(Dataset excerpts)
[Start]

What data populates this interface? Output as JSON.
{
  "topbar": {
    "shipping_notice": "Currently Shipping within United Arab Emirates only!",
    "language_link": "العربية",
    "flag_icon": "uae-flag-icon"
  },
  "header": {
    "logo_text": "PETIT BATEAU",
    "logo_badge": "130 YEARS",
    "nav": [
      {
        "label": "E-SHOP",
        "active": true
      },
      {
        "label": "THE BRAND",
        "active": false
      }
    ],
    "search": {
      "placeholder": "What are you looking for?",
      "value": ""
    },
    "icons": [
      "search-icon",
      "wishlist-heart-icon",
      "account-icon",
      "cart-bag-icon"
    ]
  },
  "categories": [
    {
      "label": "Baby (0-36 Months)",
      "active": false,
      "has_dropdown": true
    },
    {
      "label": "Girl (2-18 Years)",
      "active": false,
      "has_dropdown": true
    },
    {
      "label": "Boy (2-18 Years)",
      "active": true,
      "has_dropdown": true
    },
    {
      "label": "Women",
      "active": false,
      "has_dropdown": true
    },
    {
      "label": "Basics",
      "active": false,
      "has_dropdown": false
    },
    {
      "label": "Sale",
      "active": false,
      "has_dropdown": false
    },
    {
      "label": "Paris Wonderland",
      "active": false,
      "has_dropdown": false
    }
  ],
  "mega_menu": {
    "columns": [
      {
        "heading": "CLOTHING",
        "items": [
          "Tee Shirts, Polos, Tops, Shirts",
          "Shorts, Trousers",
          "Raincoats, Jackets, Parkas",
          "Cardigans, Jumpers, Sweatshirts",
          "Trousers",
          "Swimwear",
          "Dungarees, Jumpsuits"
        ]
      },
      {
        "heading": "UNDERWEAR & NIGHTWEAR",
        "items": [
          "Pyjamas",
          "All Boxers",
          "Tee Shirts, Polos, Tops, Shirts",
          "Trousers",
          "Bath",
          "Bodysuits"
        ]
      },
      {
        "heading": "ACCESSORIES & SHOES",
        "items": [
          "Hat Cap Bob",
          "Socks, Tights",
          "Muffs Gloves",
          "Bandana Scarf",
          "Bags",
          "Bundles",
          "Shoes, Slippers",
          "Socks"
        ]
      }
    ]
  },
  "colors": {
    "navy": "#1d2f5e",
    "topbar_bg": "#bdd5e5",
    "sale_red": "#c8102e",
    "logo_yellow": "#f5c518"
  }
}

[End]

* AIM
Retype all of the data shown above, word for word.

* WRITTEN SOLUTION
What data populates this interface? Output as JSON.
{
  "topbar": {
    "shipping_notice": "Currently Shipping within United Arab Emirates only!",
    "language_link": "العربية",
    "flag_icon": "uae-flag-icon"
  },
  "header": {
    "logo_text": "PETIT BATEAU",
    "logo_badge": "130 YEARS",
    "nav": [
      {
        "label": "E-SHOP",
        "active": true
      },
      {
        "label": "THE BRAND",
        "active": false
      }
    ],
    "search": {
      "placeholder": "What are you looking for?",
      "value": ""
    },
    "icons": [
      "search-icon",
      "wishlist-heart-icon",
      "account-icon",
      "cart-bag-icon"
    ]
  },
  "categories": [
    {
      "label": "Baby (0-36 Months)",
      "active": false,
      "has_dropdown": true
    },
    {
      "label": "Girl (2-18 Years)",
      "active": false,
      "has_dropdown": true
    },
    {
      "label": "Boy (2-18 Years)",
      "active": true,
      "has_dropdown": true
    },
    {
      "label": "Women",
      "active": false,
      "has_dropdown": true
    },
    {
      "label": "Basics",
      "active": false,
      "has_dropdown": false
    },
    {
      "label": "Sale",
      "active": false,
      "has_dropdown": false
    },
    {
      "label": "Paris Wonderland",
      "active": false,
      "has_dropdown": false
    }
  ],
  "mega_menu": {
    "columns": [
      {
        "heading": "CLOTHING",
        "items": [
          "Tee Shirts, Polos, Tops, Shirts",
          "Shorts, Trousers",
          "Raincoats, Jackets, Parkas",
          "Cardigans, Jumpers, Sweatshirts",
          "Trousers",
          "Swimwear",
          "Dungarees, Jumpsuits"
        ]
      },
      {
        "heading": "UNDERWEAR & NIGHTWEAR",
        "items": [
          "Pyjamas",
          "All Boxers",
          "Tee Shirts, Polos, Tops, Shirts",
          "Trousers",
          "Bath",
          "Bodysuits"
        ]
      },
      {
        "heading": "ACCESSORIES & SHOES",
        "items": [
          "Hat Cap Bob",
          "Socks, Tights",
          "Muffs Gloves",
          "Bandana Scarf",
          "Bags",
          "Bundles",
          "Shoes, Slippers",
          "Socks"
        ]
      }
    ]
  },
  "colors": {
    "navy": "#1d2f5e",
    "topbar_bg": "#bdd5e5",
    "sale_red": "#c8102e",
    "logo_yellow": "#f5c518"
  }
}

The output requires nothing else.